Data records
****************************************
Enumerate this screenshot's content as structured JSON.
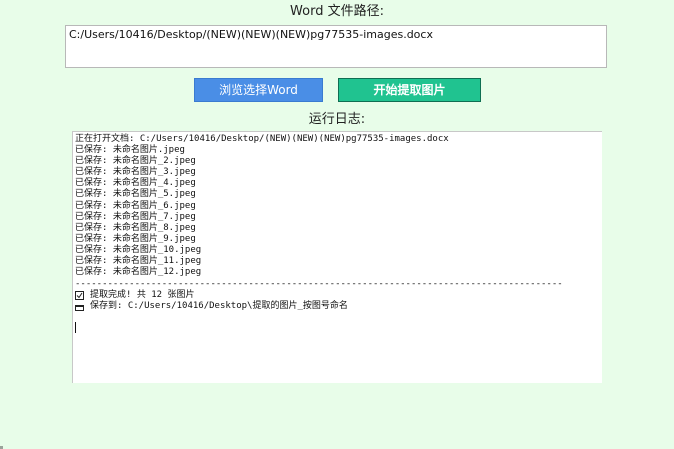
{
  "word_path": {
    "label": "Word 文件路径:",
    "value": "C:/Users/10416/Desktop/(NEW)(NEW)(NEW)pg77535-images.docx"
  },
  "buttons": {
    "browse_label": "浏览选择Word",
    "extract_label": "开始提取图片"
  },
  "log": {
    "label": "运行日志:",
    "lines": [
      "正在打开文档: C:/Users/10416/Desktop/(NEW)(NEW)(NEW)pg77535-images.docx",
      "已保存: 未命名图片.jpeg",
      "已保存: 未命名图片_2.jpeg",
      "已保存: 未命名图片_3.jpeg",
      "已保存: 未命名图片_4.jpeg",
      "已保存: 未命名图片_5.jpeg",
      "已保存: 未命名图片_6.jpeg",
      "已保存: 未命名图片_7.jpeg",
      "已保存: 未命名图片_8.jpeg",
      "已保存: 未命名图片_9.jpeg",
      "已保存: 未命名图片_10.jpeg",
      "已保存: 未命名图片_11.jpeg",
      "已保存: 未命名图片_12.jpeg"
    ],
    "separator": "------------------------------------------------------------------------------------------",
    "done_text": "提取完成! 共 12 张图片",
    "saved_to_text": "保存到: C:/Users/10416/Desktop\\提取的图片_按图号命名",
    "done_icon": "check-box-icon",
    "saved_icon": "folder-icon"
  },
  "colors": {
    "background": "#e8fde9",
    "browse_button": "#4a8ee6",
    "extract_button": "#20c390"
  }
}
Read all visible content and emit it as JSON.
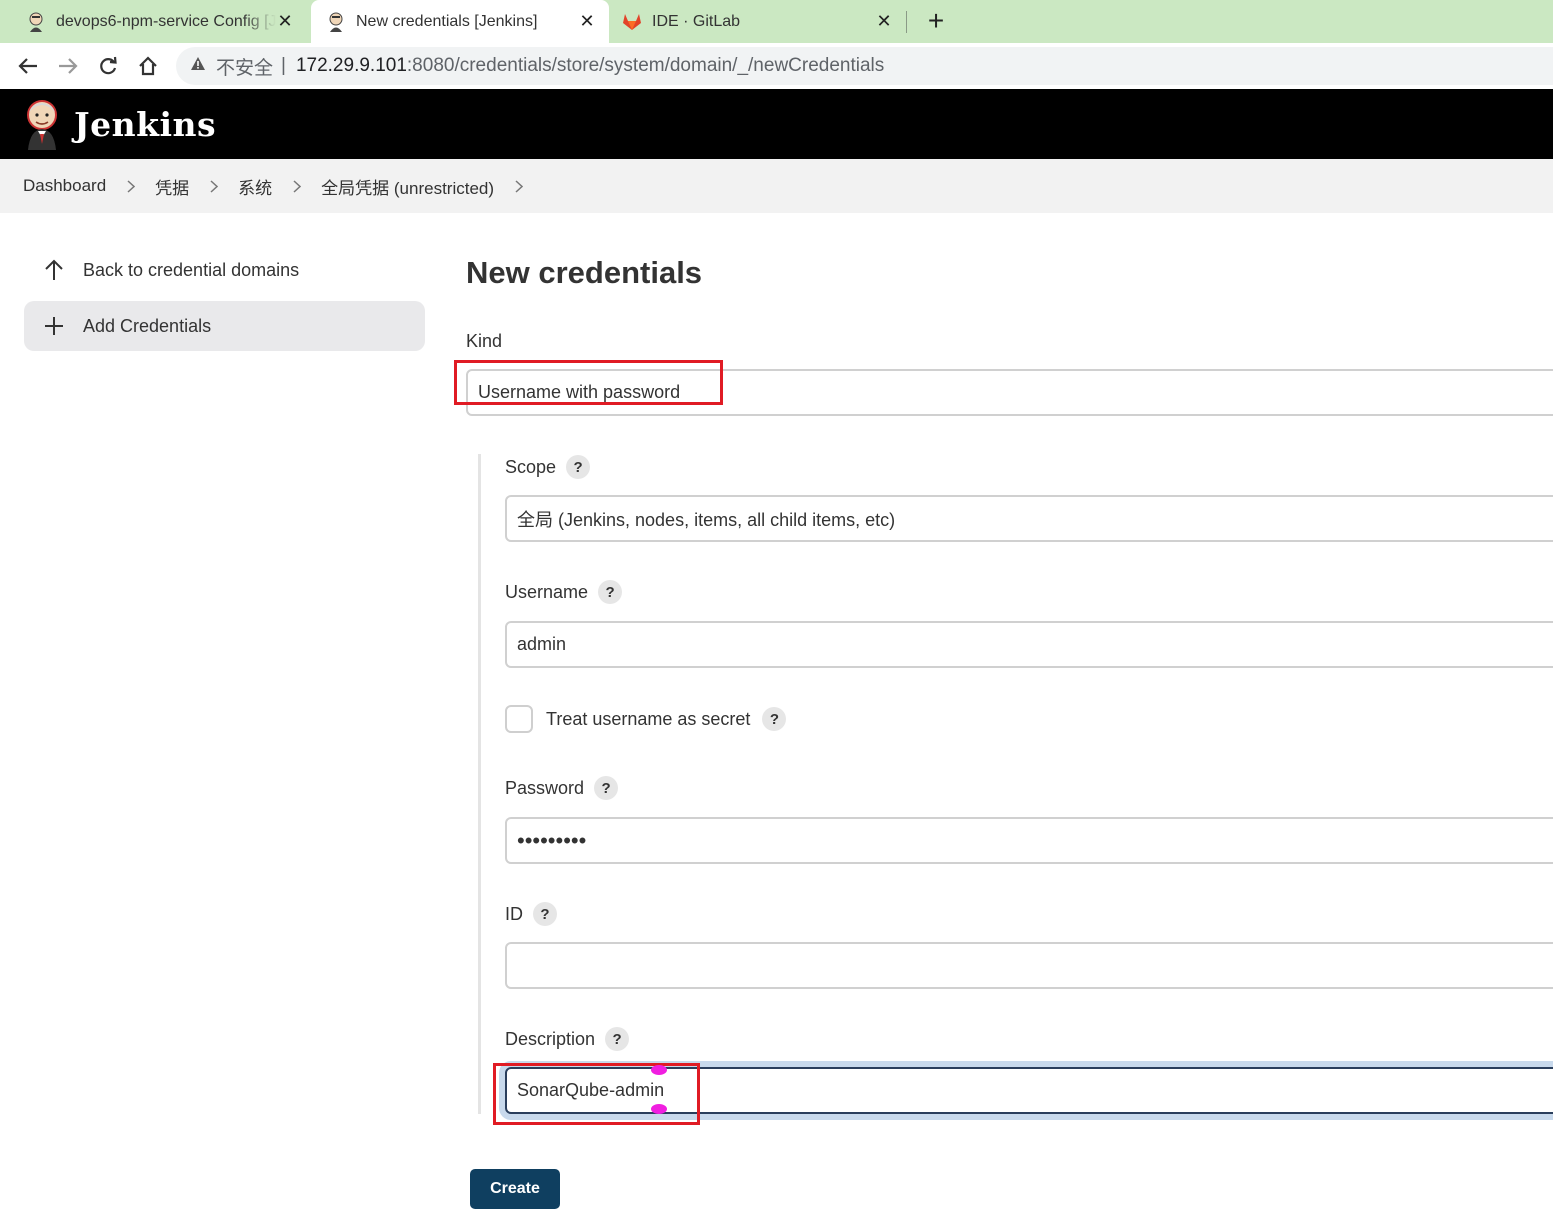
{
  "browser": {
    "tabs": [
      {
        "title": "devops6-npm-service Config [Jenkins]"
      },
      {
        "title": "New credentials [Jenkins]"
      },
      {
        "title": "IDE · GitLab"
      }
    ],
    "address": {
      "security_label": "不安全",
      "host": "172.29.9.101",
      "path": ":8080/credentials/store/system/domain/_/newCredentials"
    }
  },
  "header": {
    "brand": "Jenkins"
  },
  "breadcrumbs": [
    "Dashboard",
    "凭据",
    "系统",
    "全局凭据 (unrestricted)"
  ],
  "sidebar": {
    "items": [
      {
        "label": "Back to credential domains"
      },
      {
        "label": "Add Credentials"
      }
    ]
  },
  "form": {
    "title": "New credentials",
    "kind": {
      "label": "Kind",
      "value": "Username with password"
    },
    "scope": {
      "label": "Scope",
      "value": "全局 (Jenkins, nodes, items, all child items, etc)"
    },
    "username": {
      "label": "Username",
      "value": "admin"
    },
    "treat_secret": {
      "label": "Treat username as secret",
      "checked": false
    },
    "password": {
      "label": "Password",
      "value": "•••••••••"
    },
    "id": {
      "label": "ID",
      "value": ""
    },
    "description": {
      "label": "Description",
      "value": "SonarQube-admin"
    },
    "help_glyph": "?",
    "create_label": "Create"
  },
  "colors": {
    "tabbar": "#cbe8c2",
    "header": "#000000",
    "primary_button": "#0f3f60",
    "highlight_box": "#e01b24"
  }
}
****************************************
» **Problem description**: Each record should be quoted exactly, with the images omitted.

» **Output of the exercise**:
Enumerate this screenshot's content as structured JSON.
{
  "word_path": {
    "label": "Word 文件路径:",
    "value": "C:/Users/10416/Desktop/(NEW)(NEW)(NEW)pg77535-images.docx"
  },
  "buttons": {
    "browse_label": "浏览选择Word",
    "extract_label": "开始提取图片"
  },
  "log": {
    "label": "运行日志:",
    "lines": [
      "正在打开文档: C:/Users/10416/Desktop/(NEW)(NEW)(NEW)pg77535-images.docx",
      "已保存: 未命名图片.jpeg",
      "已保存: 未命名图片_2.jpeg",
      "已保存: 未命名图片_3.jpeg",
      "已保存: 未命名图片_4.jpeg",
      "已保存: 未命名图片_5.jpeg",
      "已保存: 未命名图片_6.jpeg",
      "已保存: 未命名图片_7.jpeg",
      "已保存: 未命名图片_8.jpeg",
      "已保存: 未命名图片_9.jpeg",
      "已保存: 未命名图片_10.jpeg",
      "已保存: 未命名图片_11.jpeg",
      "已保存: 未命名图片_12.jpeg"
    ],
    "separator": "------------------------------------------------------------------------------------------",
    "done_text": "提取完成! 共 12 张图片",
    "saved_to_text": "保存到: C:/Users/10416/Desktop\\提取的图片_按图号命名",
    "done_icon": "check-box-icon",
    "saved_icon": "folder-icon"
  },
  "colors": {
    "background": "#e8fde9",
    "browse_button": "#4a8ee6",
    "extract_button": "#20c390"
  }
}
Read all visible content and emit it as JSON.
{
  "browser": {
    "tabs": [
      {
        "title": "devops6-npm-service Config [Jenkins]"
      },
      {
        "title": "New credentials [Jenkins]"
      },
      {
        "title": "IDE · GitLab"
      }
    ],
    "address": {
      "security_label": "不安全",
      "host": "172.29.9.101",
      "path": ":8080/credentials/store/system/domain/_/newCredentials"
    }
  },
  "header": {
    "brand": "Jenkins"
  },
  "breadcrumbs": [
    "Dashboard",
    "凭据",
    "系统",
    "全局凭据 (unrestricted)"
  ],
  "sidebar": {
    "items": [
      {
        "label": "Back to credential domains"
      },
      {
        "label": "Add Credentials"
      }
    ]
  },
  "form": {
    "title": "New credentials",
    "kind": {
      "label": "Kind",
      "value": "Username with password"
    },
    "scope": {
      "label": "Scope",
      "value": "全局 (Jenkins, nodes, items, all child items, etc)"
    },
    "username": {
      "label": "Username",
      "value": "admin"
    },
    "treat_secret": {
      "label": "Treat username as secret",
      "checked": false
    },
    "password": {
      "label": "Password",
      "value": "•••••••••"
    },
    "id": {
      "label": "ID",
      "value": ""
    },
    "description": {
      "label": "Description",
      "value": "SonarQube-admin"
    },
    "help_glyph": "?",
    "create_label": "Create"
  },
  "colors": {
    "tabbar": "#cbe8c2",
    "header": "#000000",
    "primary_button": "#0f3f60",
    "highlight_box": "#e01b24"
  }
}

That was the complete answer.